Filter the entries that follow, copying every line in which the word "name" appears.
--- GIVEN DATA ---
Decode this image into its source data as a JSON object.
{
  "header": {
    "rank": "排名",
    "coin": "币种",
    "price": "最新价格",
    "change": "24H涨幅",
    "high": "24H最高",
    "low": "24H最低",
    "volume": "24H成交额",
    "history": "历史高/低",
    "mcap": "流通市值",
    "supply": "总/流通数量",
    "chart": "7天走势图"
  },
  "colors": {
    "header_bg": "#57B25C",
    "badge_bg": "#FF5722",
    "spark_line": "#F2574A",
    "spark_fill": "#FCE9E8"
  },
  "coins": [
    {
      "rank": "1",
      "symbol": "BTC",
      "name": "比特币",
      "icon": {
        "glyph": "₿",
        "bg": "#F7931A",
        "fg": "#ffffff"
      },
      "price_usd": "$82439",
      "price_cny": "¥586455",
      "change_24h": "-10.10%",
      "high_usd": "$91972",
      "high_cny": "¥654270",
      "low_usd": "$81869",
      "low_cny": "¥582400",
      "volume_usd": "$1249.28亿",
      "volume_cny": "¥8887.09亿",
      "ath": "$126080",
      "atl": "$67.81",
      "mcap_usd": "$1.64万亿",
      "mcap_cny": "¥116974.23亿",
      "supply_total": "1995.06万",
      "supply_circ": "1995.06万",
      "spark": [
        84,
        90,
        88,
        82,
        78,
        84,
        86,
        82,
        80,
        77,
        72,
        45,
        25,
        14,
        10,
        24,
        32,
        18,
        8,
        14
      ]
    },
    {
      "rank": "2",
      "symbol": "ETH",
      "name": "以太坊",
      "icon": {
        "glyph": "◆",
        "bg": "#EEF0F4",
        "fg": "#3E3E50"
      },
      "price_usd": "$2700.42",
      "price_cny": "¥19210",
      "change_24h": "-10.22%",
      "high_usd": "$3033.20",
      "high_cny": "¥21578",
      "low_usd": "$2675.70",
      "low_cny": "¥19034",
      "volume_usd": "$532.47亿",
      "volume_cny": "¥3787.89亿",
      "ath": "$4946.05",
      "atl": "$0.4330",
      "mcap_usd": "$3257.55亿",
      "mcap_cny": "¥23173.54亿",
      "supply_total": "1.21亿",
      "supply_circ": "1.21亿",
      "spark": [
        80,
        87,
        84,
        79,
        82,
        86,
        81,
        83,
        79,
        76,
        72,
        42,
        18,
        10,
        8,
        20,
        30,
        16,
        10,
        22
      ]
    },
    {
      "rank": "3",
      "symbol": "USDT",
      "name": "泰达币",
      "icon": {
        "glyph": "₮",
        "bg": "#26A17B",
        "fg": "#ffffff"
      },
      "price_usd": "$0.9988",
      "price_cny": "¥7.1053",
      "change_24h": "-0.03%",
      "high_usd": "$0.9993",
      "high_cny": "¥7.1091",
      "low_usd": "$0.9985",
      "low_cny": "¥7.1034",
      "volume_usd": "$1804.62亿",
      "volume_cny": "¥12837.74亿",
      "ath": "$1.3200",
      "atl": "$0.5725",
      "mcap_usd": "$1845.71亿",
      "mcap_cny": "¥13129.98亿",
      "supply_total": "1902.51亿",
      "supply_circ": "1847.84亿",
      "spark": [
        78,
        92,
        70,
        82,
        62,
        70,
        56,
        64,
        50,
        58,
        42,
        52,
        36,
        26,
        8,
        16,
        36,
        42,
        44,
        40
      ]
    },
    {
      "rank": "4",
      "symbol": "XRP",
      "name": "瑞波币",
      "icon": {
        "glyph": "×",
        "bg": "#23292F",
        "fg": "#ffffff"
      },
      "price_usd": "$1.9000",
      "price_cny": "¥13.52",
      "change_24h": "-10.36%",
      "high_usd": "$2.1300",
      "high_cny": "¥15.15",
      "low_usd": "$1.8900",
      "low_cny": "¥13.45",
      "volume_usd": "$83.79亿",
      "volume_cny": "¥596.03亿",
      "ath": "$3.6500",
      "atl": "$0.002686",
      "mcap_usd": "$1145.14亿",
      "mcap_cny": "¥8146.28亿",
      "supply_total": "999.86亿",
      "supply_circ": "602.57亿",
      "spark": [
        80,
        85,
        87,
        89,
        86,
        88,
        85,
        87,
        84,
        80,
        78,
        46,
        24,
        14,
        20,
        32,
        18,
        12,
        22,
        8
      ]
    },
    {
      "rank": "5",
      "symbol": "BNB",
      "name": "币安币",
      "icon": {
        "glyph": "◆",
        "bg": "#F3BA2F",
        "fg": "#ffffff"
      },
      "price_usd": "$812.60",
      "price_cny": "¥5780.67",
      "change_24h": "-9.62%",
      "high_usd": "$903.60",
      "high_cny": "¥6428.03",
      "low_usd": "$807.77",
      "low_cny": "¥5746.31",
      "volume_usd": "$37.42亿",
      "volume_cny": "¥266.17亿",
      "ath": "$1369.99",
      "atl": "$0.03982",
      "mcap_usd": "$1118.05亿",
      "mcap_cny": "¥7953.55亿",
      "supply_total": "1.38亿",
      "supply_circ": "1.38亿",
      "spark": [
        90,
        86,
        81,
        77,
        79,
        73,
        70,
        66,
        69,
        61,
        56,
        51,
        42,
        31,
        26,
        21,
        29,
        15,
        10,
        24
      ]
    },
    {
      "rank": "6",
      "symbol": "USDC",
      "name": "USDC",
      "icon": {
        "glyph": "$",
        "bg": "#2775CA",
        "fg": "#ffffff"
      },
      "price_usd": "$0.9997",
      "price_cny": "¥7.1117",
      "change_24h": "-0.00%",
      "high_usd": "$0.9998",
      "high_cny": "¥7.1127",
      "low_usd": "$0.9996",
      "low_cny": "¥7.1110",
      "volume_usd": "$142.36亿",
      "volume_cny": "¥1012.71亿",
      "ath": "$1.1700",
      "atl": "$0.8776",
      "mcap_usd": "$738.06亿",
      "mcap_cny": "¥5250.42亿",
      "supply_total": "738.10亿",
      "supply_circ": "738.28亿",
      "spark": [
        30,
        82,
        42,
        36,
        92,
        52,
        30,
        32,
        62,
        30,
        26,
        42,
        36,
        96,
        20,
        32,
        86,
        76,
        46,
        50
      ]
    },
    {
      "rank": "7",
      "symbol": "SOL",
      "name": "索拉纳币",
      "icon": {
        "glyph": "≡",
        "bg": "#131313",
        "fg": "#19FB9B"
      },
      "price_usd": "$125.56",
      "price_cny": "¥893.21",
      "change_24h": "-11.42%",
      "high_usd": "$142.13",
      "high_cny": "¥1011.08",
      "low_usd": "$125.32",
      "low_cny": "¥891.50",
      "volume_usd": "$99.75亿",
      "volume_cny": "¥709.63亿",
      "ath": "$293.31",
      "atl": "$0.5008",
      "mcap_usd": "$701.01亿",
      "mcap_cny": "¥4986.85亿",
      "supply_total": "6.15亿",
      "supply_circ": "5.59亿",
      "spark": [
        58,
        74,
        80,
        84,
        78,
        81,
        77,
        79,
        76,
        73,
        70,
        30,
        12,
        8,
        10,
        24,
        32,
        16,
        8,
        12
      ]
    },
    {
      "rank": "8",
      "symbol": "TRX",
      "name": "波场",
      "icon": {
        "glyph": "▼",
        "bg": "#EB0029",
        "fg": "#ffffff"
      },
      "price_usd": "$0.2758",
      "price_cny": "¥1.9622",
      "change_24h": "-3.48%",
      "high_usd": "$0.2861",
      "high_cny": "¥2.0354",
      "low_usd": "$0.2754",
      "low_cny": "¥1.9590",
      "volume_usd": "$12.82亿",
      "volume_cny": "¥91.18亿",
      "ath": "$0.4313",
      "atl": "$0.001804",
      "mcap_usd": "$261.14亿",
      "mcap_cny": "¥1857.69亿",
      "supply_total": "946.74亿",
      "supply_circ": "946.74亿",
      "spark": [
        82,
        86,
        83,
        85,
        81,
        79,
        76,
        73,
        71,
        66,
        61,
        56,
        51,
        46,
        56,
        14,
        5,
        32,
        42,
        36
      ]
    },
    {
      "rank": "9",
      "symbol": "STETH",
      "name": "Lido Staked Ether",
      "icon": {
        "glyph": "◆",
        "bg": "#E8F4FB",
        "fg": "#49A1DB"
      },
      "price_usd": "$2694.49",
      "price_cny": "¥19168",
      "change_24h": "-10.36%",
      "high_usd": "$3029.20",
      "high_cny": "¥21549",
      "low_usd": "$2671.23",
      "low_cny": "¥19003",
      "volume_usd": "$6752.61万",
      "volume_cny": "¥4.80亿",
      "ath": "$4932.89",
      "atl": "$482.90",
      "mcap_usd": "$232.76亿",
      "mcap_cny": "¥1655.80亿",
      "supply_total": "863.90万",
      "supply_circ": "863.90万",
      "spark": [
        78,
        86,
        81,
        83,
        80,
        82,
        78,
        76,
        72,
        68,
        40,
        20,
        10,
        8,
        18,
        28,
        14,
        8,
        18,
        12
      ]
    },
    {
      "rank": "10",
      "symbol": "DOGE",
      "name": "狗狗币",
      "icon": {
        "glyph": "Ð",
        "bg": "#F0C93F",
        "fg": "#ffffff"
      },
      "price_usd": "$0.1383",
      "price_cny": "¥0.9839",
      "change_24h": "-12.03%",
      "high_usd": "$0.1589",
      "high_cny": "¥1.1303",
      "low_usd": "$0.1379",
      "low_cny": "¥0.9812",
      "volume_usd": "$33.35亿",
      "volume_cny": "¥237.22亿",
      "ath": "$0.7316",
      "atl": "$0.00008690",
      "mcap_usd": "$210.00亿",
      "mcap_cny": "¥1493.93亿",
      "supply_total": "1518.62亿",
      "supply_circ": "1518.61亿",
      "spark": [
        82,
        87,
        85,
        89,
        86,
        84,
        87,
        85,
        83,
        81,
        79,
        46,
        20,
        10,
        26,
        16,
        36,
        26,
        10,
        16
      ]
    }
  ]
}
---
## EXERCISE OUTPUT
      "name": "比特币",
      "name": "以太坊",
      "name": "泰达币",
      "name": "瑞波币",
      "name": "币安币",
      "name": "USDC",
      "name": "索拉纳币",
      "name": "波场",
      "name": "Lido Staked Ether",
      "name": "狗狗币",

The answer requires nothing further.